▶ **Task data**

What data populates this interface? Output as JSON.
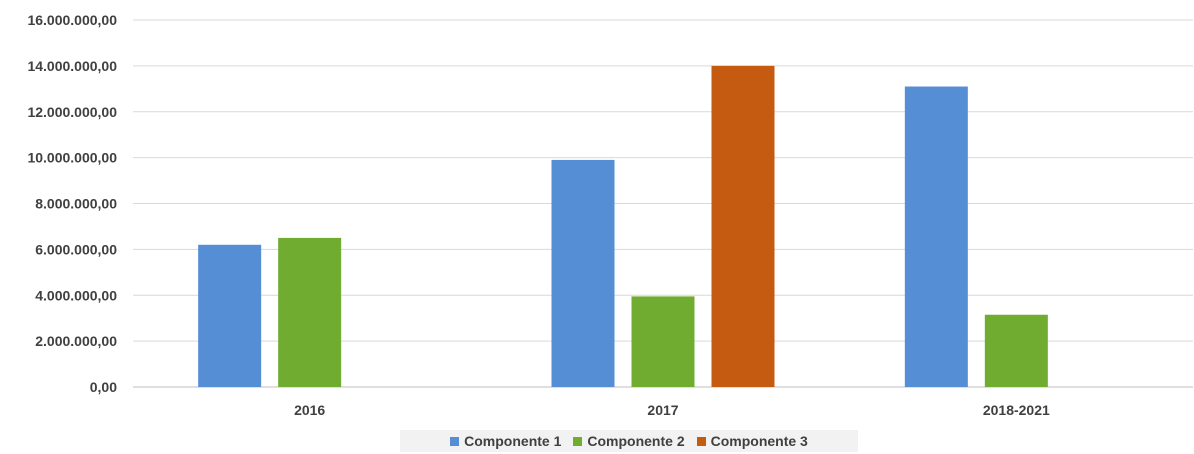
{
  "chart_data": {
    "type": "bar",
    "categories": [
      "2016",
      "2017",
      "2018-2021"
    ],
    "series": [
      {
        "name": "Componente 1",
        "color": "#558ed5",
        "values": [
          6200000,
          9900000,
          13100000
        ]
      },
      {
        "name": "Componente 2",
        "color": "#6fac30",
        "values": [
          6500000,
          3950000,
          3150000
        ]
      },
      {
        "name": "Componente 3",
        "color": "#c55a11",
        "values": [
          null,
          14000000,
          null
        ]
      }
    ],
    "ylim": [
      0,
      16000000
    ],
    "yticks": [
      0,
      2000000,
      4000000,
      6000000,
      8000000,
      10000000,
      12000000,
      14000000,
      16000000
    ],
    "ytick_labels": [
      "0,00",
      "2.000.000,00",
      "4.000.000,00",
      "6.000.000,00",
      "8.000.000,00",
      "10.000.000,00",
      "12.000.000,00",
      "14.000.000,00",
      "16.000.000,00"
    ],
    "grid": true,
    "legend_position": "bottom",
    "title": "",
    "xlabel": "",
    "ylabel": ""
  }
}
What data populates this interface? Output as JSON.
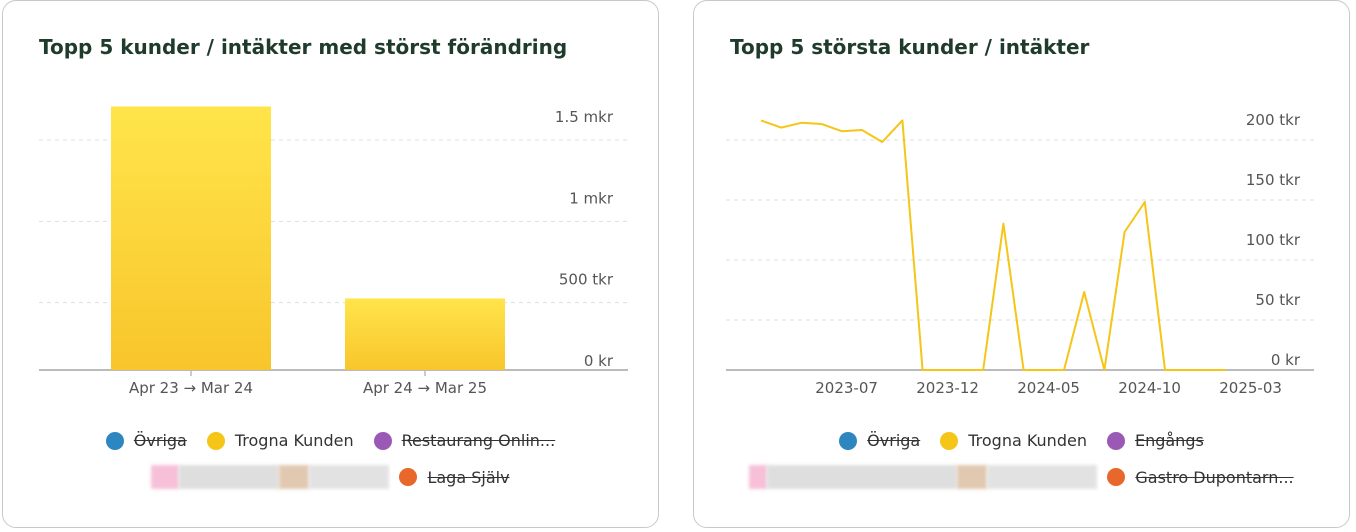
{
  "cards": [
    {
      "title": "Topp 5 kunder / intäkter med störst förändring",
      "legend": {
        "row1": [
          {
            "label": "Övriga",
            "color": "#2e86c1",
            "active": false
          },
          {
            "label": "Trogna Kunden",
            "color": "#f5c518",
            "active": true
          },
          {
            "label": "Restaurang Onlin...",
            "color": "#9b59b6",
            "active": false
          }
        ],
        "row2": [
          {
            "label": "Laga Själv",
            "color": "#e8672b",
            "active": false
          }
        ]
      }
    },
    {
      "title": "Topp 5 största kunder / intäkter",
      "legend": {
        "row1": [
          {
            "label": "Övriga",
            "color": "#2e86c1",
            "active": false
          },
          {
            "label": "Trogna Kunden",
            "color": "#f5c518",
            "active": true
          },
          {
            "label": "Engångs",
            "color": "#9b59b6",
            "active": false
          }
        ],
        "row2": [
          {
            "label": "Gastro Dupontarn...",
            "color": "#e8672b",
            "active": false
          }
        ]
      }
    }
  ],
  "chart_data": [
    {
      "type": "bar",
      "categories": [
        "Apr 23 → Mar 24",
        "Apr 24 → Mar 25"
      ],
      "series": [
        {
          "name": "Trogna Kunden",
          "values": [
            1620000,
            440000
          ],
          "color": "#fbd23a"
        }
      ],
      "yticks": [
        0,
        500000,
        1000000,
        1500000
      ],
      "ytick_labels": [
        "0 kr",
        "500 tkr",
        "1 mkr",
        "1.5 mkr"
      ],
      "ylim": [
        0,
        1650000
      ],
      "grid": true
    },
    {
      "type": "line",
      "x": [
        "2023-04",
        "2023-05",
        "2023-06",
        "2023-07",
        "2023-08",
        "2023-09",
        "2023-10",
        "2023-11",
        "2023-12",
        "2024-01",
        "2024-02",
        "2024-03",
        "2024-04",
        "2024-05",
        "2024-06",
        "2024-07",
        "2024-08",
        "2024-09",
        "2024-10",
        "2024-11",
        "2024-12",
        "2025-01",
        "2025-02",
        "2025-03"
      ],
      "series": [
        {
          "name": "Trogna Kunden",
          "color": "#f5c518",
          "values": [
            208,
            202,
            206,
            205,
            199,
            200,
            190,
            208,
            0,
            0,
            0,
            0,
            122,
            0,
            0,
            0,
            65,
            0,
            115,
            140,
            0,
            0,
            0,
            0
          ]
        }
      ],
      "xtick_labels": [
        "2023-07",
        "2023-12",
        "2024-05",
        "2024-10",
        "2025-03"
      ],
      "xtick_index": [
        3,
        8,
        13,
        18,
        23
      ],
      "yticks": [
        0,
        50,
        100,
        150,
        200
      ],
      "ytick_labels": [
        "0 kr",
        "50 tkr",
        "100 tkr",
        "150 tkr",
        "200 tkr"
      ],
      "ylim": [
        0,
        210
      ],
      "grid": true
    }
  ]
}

▶ **Set problem**
Identify each line in the records above that contains the word "title", and copy it out in full.

▶ **Result**
    "title": "",
      "title": "Topp 5 kunder / intäkter med störst förändring",
      "title": "Topp 5 största kunder / intäkter",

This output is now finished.